- **Exercise brief**: Repeat the listing below in full, exactly as it stands.

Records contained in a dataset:
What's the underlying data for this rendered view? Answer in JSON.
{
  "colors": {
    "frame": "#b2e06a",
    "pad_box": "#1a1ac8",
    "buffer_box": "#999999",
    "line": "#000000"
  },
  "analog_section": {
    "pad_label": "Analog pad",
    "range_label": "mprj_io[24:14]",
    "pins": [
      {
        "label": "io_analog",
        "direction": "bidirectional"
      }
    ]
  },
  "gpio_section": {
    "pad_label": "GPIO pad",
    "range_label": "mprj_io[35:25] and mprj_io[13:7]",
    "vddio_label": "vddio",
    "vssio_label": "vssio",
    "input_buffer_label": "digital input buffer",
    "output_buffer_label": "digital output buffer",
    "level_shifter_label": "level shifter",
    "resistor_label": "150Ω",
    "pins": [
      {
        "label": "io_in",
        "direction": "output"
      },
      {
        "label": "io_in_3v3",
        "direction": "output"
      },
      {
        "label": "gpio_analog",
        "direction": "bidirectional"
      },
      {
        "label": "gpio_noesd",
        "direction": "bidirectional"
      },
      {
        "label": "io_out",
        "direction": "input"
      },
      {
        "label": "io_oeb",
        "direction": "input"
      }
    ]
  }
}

- **Response**:
What's the underlying data for this rendered view? Answer in JSON.
{
  "colors": {
    "frame": "#b2e06a",
    "pad_box": "#1a1ac8",
    "buffer_box": "#999999",
    "line": "#000000"
  },
  "analog_section": {
    "pad_label": "Analog pad",
    "range_label": "mprj_io[24:14]",
    "pins": [
      {
        "label": "io_analog",
        "direction": "bidirectional"
      }
    ]
  },
  "gpio_section": {
    "pad_label": "GPIO pad",
    "range_label": "mprj_io[35:25] and mprj_io[13:7]",
    "vddio_label": "vddio",
    "vssio_label": "vssio",
    "input_buffer_label": "digital input buffer",
    "output_buffer_label": "digital output buffer",
    "level_shifter_label": "level shifter",
    "resistor_label": "150Ω",
    "pins": [
      {
        "label": "io_in",
        "direction": "output"
      },
      {
        "label": "io_in_3v3",
        "direction": "output"
      },
      {
        "label": "gpio_analog",
        "direction": "bidirectional"
      },
      {
        "label": "gpio_noesd",
        "direction": "bidirectional"
      },
      {
        "label": "io_out",
        "direction": "input"
      },
      {
        "label": "io_oeb",
        "direction": "input"
      }
    ]
  }
}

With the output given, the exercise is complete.